# Data for this task:
☆ ☆ ☆ ☆ ☆

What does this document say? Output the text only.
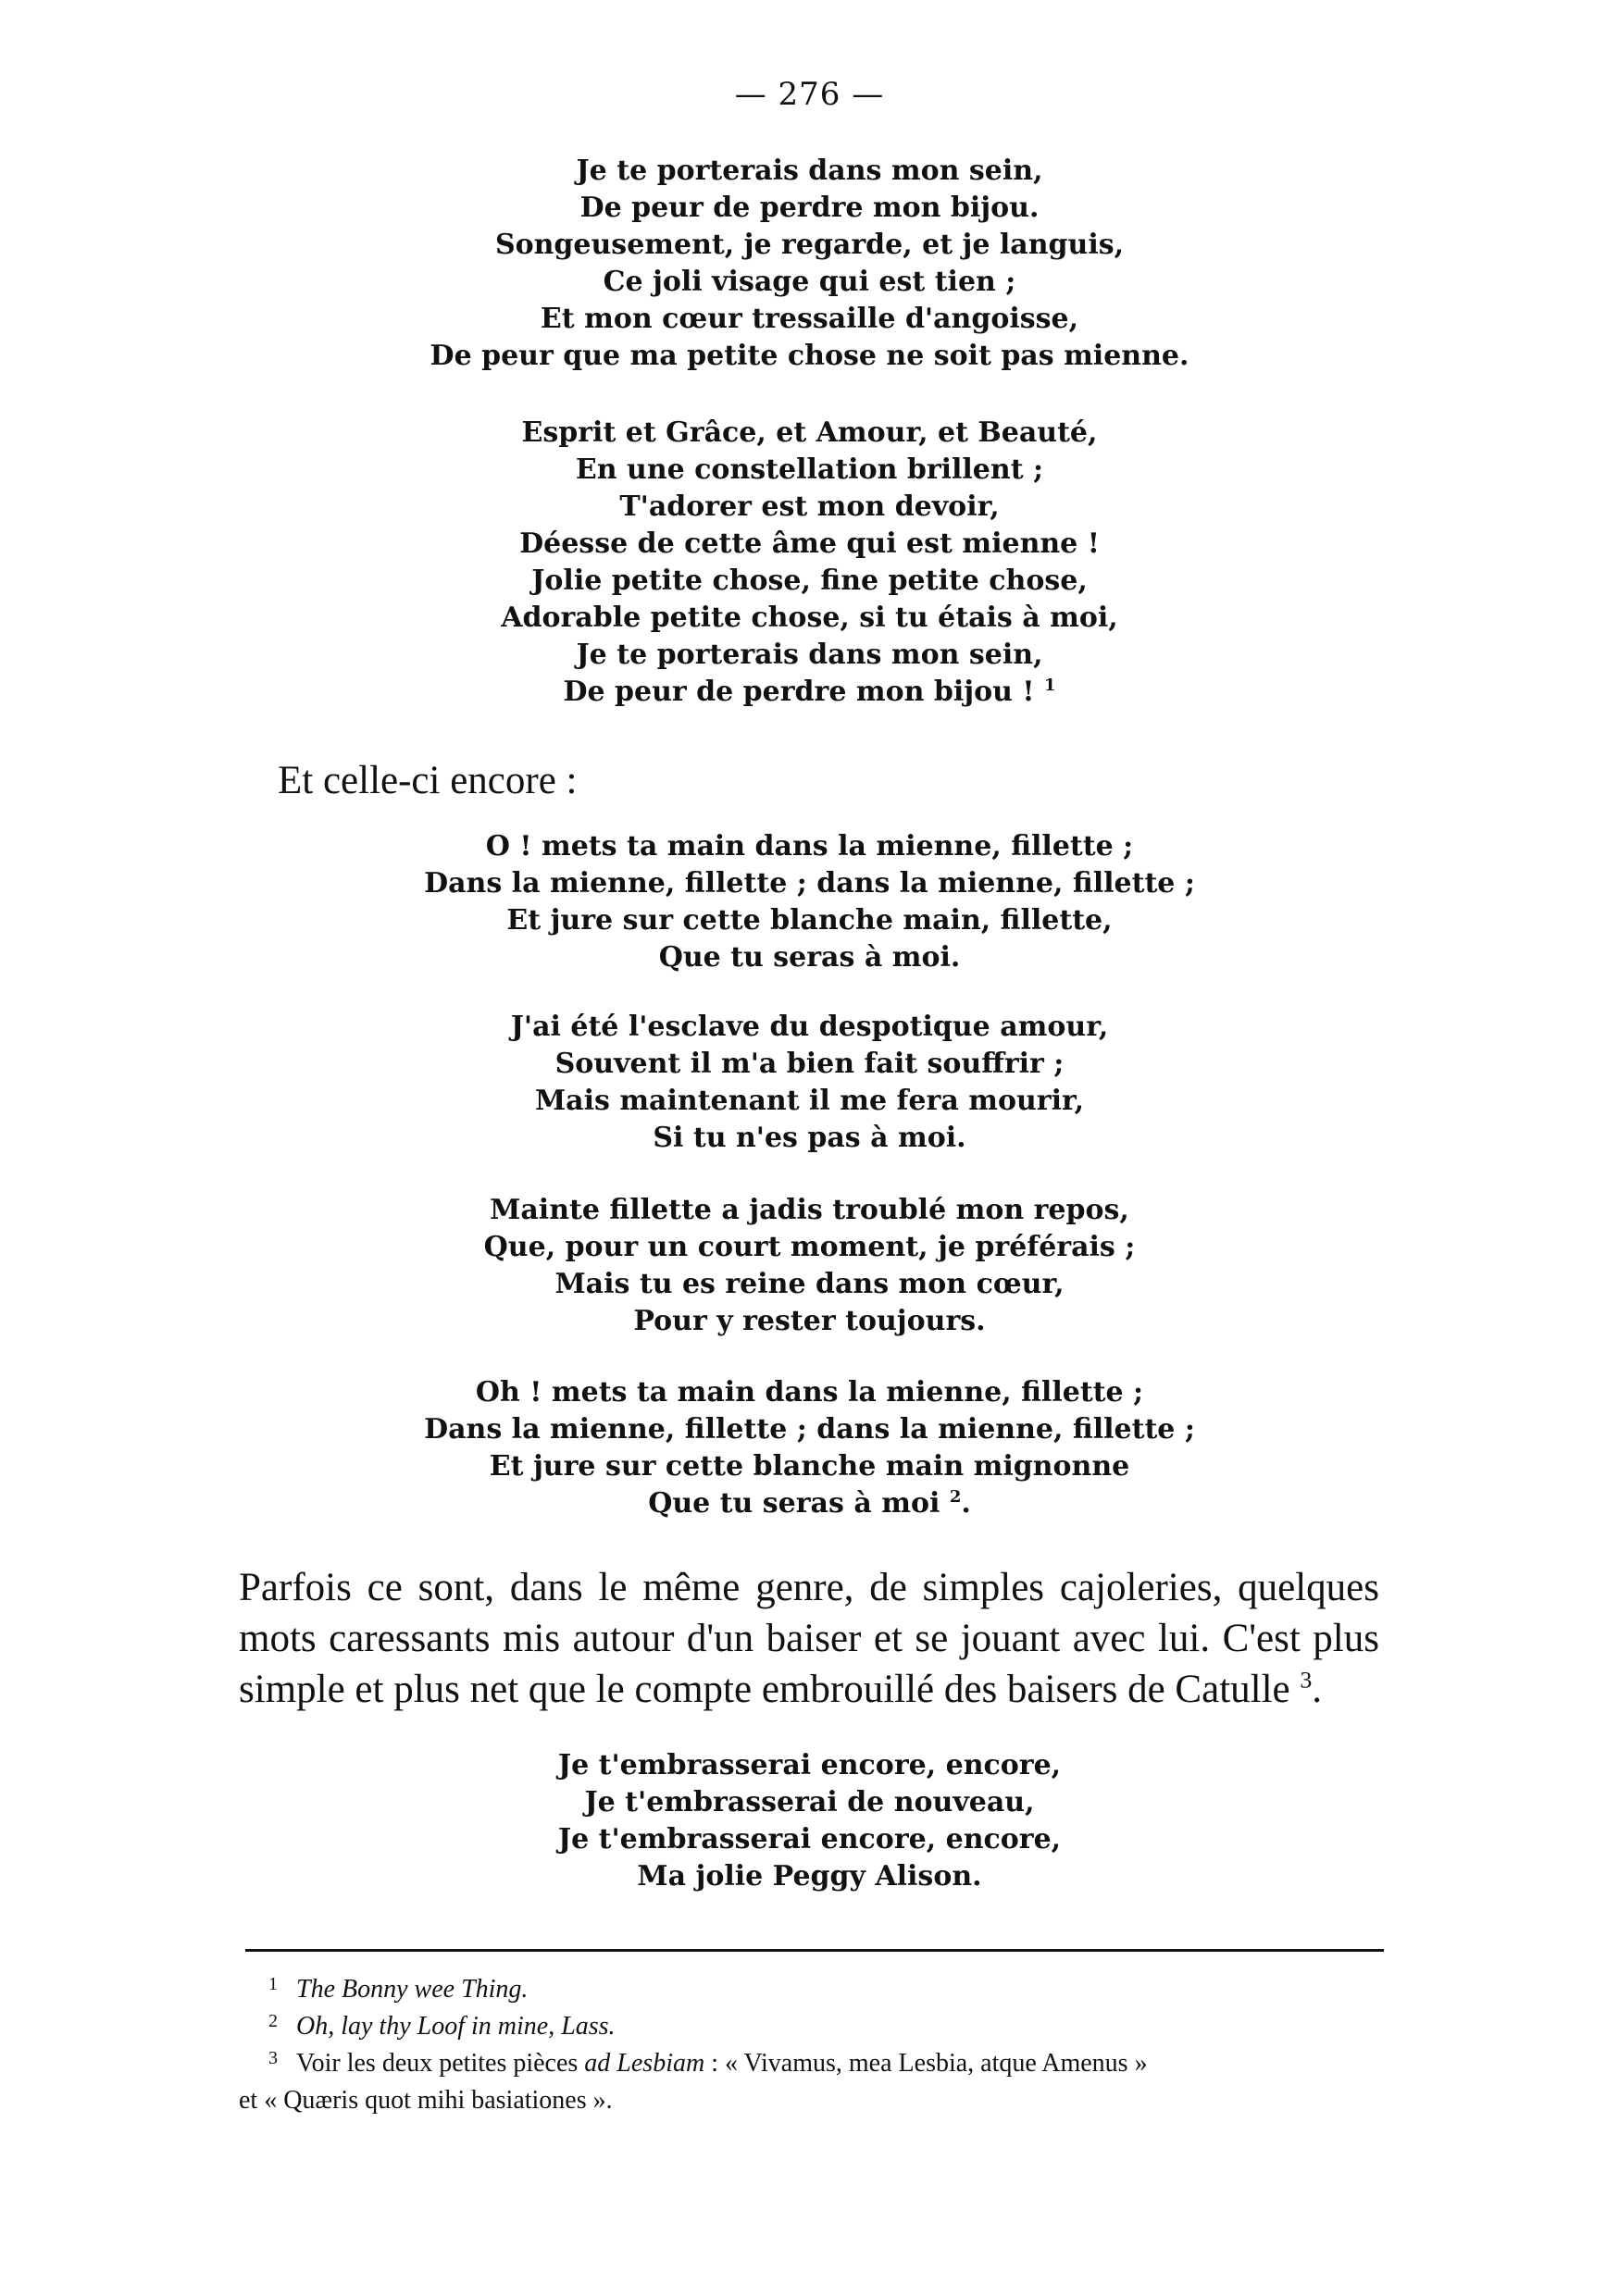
— 276 —
Je te porterais dans mon sein,
De peur de perdre mon bijou.
Songeusement, je regarde, et je languis,
Ce joli visage qui est tien ;
Et mon cœur tressaille d'angoisse,
De peur que ma petite chose ne soit pas mienne.
Esprit et Grâce, et Amour, et Beauté,
En une constellation brillent ;
T'adorer est mon devoir,
Déesse de cette âme qui est mienne !
Jolie petite chose, fine petite chose,
Adorable petite chose, si tu étais à moi,
Je te porterais dans mon sein,
De peur de perdre mon bijou ! $^1$
Et celle-ci encore :
O ! mets ta main dans la mienne, fillette ;
Dans la mienne, fillette ; dans la mienne, fillette ;
Et jure sur cette blanche main, fillette,
Que tu seras à moi.
J'ai été l'esclave du despotique amour,
Souvent il m'a bien fait souffrir ;
Mais maintenant il me fera mourir,
Si tu n'es pas à moi.
Mainte fillette a jadis troublé mon repos,
Que, pour un court moment, je préférais ;
Mais tu es reine dans mon cœur,
Pour y rester toujours.
Oh ! mets ta main dans la mienne, fillette ;
Dans la mienne, fillette ; dans la mienne, fillette ;
Et jure sur cette blanche main mignonne
Que tu seras à moi $^2$.
Parfois ce sont, dans le même genre, de simples cajoleries, quelques
mots caressants mis autour d'un baiser et se jouant avec lui. C'est plus
simple et plus net que le compte embrouillé des baisers de Catulle $^3$.
Je t'embrasserai encore, encore,
Je t'embrasserai de nouveau,
Je t'embrasserai encore, encore,
Ma jolie Peggy Alison.
1 The Bonny wee Thing.
2 Oh, lay thy Loof in mine, Lass.
3 Voir les deux petites pièces ad Lesbiam : « Vivamus, mea Lesbia, atque Amenus »
et « Quæris quot mihi basiationes ».
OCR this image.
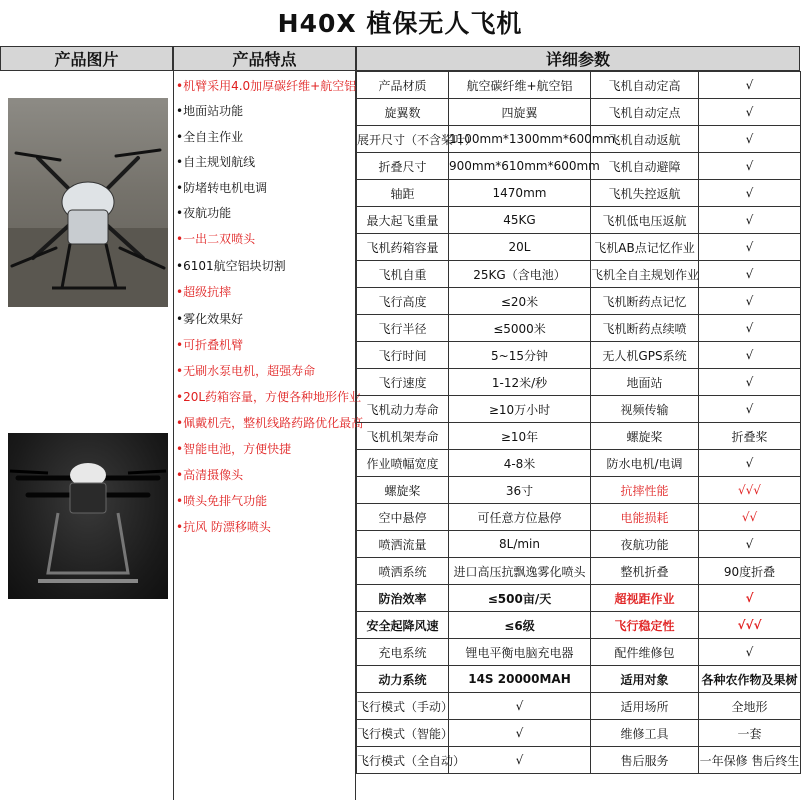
H40X 植保无人飞机
产品图片	产品特点	详细参数
•机臂采用4.0加厚碳纤维+航空铝
•地面站功能
•全自主作业
•自主规划航线
•防堵转电机电调
•夜航功能
•一出二双喷头
•6101航空铝块切割
•超级抗摔
•雾化效果好
•可折叠机臂
•无刷水泵电机，超强寿命
•20L药箱容量，方便各种地形作业
•佩戴机壳，整机线路药路优化最高
•智能电池，方便快捷
•高清摄像头
•喷头免排气功能
•抗风 防漂移喷头
产品材质	航空碳纤维+航空铝	飞机自动定高	√
旋翼数	四旋翼	飞机自动定点	√
展开尺寸（不含桨叶）	1100mm*1300mm*600mm	飞机自动返航	√
折叠尺寸	900mm*610mm*600mm	飞机自动避障	√
轴距	1470mm	飞机失控返航	√
最大起飞重量	45KG	飞机低电压返航	√
飞机药箱容量	20L	飞机AB点记忆作业	√
飞机自重	25KG（含电池）	飞机全自主规划作业	√
飞行高度	≤20米	飞机断药点记忆	√
飞行半径	≤5000米	飞机断药点续喷	√
飞行时间	5~15分钟	无人机GPS系统	√
飞行速度	1-12米/秒	地面站	√
飞机动力寿命	≥10万小时	视频传输	√
飞机机架寿命	≥10年	螺旋桨	折叠桨
作业喷幅宽度	4-8米	防水电机/电调	√
螺旋桨	36寸	抗摔性能	√√√
空中悬停	可任意方位悬停	电能损耗	√√
喷洒流量	8L/min	夜航功能	√
喷洒系统	进口高压抗飘逸雾化喷头	整机折叠	90度折叠
防治效率	≤500亩/天	超视距作业	√
安全起降风速	≤6级	飞行稳定性	√√√
充电系统	锂电平衡电脑充电器	配件维修包	√
动力系统	14S 20000MAH	适用对象	各种农作物及果树
飞行模式（手动）	√	适用场所	全地形
飞行模式（智能）	√	维修工具	一套
飞行模式（全自动）	√	售后服务	一年保修 售后终生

☆ ☆ ☆ ☆ ☆

# Work to be completed:
Where a line above contains the string "Mais", copy that line.

# Written answer:
Mais maintenant il me fera mourir,
Mais tu es reine dans mon cœur,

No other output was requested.